** start of DATA **
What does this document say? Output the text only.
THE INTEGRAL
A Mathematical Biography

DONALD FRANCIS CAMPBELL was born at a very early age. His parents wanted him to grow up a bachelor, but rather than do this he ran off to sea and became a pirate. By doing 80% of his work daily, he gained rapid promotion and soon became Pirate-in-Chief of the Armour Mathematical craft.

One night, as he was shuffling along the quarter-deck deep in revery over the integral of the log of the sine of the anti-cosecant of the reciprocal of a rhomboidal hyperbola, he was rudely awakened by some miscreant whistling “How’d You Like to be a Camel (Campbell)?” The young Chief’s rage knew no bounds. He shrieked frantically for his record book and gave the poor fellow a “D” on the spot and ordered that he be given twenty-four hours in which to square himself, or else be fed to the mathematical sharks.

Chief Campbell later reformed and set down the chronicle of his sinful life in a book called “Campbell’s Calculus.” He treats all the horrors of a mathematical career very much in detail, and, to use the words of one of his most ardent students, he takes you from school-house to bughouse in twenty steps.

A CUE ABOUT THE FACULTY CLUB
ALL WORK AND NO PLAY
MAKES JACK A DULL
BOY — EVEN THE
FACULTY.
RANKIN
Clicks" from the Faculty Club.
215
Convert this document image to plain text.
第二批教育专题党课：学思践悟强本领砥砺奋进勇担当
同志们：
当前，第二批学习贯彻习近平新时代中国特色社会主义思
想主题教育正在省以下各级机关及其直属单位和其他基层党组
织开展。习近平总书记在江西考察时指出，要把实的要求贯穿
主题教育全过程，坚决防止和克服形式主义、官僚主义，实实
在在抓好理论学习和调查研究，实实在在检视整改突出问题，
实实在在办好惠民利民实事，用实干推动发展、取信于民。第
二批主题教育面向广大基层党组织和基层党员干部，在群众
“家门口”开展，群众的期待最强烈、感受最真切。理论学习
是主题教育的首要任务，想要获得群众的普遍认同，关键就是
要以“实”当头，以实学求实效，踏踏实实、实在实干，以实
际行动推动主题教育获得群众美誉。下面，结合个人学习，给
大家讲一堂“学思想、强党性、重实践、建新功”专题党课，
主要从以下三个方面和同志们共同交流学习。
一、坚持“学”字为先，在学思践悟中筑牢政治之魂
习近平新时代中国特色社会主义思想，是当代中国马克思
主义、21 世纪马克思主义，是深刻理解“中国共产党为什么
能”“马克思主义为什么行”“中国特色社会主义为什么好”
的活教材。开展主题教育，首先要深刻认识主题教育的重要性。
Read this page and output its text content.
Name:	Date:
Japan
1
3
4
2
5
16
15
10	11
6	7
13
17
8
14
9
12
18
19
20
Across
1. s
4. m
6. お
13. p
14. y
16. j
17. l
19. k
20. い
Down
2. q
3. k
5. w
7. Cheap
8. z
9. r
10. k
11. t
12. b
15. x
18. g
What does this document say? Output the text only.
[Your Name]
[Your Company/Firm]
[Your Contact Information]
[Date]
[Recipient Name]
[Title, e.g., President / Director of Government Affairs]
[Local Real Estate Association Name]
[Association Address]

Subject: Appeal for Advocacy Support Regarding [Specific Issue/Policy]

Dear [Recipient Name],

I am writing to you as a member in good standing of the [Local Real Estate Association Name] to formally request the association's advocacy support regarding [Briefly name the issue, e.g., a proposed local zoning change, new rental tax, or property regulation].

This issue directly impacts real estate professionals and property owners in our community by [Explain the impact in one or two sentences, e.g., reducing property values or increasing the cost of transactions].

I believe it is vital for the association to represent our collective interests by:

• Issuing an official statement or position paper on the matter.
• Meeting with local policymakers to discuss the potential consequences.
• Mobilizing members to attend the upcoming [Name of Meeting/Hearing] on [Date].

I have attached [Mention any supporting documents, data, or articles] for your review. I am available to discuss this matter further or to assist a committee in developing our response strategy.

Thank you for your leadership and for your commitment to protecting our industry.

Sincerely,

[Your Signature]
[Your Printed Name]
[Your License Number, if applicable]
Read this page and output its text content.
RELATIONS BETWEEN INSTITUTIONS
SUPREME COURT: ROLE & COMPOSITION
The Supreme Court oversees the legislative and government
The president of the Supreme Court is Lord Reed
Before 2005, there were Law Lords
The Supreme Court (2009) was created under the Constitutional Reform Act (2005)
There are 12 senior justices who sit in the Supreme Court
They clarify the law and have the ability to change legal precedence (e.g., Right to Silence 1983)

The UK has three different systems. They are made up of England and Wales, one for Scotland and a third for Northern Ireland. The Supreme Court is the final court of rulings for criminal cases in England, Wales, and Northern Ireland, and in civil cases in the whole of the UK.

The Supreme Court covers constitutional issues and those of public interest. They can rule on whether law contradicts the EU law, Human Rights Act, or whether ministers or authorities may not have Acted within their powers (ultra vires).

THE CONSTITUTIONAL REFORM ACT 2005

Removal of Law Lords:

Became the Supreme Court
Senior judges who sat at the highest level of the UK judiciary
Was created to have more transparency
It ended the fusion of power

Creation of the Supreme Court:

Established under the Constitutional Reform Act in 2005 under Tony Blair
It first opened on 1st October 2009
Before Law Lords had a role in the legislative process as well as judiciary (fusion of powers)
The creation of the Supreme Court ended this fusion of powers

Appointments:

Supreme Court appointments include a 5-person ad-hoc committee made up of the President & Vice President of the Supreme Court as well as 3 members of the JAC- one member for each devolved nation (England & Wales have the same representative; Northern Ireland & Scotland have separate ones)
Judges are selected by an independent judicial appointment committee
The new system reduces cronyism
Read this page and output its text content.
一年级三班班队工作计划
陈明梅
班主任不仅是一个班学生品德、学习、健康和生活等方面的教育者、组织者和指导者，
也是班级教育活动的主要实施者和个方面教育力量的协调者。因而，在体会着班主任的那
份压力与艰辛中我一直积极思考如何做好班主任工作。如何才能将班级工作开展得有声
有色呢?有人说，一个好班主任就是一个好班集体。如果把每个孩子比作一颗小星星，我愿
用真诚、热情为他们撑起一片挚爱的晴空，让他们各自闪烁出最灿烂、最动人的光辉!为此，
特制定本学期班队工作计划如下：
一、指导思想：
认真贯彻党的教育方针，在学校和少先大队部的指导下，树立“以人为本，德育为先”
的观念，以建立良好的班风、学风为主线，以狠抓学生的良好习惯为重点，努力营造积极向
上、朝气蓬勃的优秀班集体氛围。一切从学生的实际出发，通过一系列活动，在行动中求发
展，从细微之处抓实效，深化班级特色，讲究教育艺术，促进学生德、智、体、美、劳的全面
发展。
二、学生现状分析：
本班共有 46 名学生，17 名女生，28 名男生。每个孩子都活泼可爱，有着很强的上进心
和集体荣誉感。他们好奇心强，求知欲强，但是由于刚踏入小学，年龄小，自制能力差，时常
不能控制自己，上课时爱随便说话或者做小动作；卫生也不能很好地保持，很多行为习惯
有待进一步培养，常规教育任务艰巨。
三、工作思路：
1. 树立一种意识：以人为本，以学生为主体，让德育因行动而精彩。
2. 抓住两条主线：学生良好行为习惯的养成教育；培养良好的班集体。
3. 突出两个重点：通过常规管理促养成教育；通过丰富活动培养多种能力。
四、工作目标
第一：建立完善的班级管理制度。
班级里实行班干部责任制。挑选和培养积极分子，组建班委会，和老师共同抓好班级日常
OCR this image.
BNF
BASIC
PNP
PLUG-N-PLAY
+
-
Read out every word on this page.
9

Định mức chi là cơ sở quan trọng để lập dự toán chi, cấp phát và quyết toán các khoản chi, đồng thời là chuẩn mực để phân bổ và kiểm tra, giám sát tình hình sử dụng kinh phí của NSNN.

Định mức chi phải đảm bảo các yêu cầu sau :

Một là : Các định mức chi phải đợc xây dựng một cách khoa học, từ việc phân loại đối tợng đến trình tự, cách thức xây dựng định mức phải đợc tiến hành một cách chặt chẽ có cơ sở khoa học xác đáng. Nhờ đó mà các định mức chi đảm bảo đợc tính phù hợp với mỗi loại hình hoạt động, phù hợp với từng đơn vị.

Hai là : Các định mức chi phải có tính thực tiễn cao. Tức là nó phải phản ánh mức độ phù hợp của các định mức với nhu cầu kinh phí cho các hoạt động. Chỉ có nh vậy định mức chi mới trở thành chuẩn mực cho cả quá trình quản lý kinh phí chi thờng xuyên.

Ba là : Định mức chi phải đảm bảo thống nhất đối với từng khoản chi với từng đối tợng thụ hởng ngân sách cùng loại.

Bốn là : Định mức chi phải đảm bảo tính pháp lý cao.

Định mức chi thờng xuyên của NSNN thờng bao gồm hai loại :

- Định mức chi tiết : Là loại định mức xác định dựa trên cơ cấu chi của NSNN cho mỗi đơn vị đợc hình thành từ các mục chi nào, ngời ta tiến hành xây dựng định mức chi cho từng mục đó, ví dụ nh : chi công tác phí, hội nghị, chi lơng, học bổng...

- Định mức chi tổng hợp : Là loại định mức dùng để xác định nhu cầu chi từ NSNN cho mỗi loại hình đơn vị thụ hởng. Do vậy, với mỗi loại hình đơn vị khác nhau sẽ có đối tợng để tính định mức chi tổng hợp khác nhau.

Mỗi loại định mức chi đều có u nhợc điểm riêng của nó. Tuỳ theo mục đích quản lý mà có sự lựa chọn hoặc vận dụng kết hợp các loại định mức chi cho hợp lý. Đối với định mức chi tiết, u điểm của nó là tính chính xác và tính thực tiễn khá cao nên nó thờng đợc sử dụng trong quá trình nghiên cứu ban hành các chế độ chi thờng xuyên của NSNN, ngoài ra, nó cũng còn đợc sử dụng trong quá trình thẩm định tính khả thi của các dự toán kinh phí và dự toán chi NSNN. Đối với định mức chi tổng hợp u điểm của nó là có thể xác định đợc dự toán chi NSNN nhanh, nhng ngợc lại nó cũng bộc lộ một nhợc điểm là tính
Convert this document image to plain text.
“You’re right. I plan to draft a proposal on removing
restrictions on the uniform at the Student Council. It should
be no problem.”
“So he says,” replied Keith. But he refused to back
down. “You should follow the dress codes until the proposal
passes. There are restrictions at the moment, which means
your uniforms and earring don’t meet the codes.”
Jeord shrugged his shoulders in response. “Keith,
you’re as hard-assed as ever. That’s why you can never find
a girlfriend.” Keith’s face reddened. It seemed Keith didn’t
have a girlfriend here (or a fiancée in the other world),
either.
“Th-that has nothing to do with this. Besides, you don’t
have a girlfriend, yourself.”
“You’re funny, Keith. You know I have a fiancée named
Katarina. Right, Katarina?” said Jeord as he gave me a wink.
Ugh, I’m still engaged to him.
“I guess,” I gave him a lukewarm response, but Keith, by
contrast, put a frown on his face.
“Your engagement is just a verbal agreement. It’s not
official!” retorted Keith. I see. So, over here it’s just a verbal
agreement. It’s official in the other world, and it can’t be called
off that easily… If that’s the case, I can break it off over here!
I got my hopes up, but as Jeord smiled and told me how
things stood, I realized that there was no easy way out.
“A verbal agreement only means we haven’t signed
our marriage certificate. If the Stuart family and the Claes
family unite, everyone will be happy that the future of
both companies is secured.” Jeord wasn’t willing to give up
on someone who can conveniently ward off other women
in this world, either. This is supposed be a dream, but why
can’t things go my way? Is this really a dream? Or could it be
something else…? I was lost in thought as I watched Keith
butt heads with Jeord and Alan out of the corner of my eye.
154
** end of DATA **
> [WHAT TO WORK ON]:
Identify and copy all lines with the word "members".

> [COMPLETE OUTPUT]:
• Mobilizing members to attend the upcoming [Name of Meeting/Hearing] on [Date].
Supreme Court appointments include a 5-person ad-hoc committee made up of the President & Vice President of the Supreme Court as well as 3 members of the JAC- one member for each devolved nation (England & Wales have the same representative; Northern Ireland & Scotland have separate ones)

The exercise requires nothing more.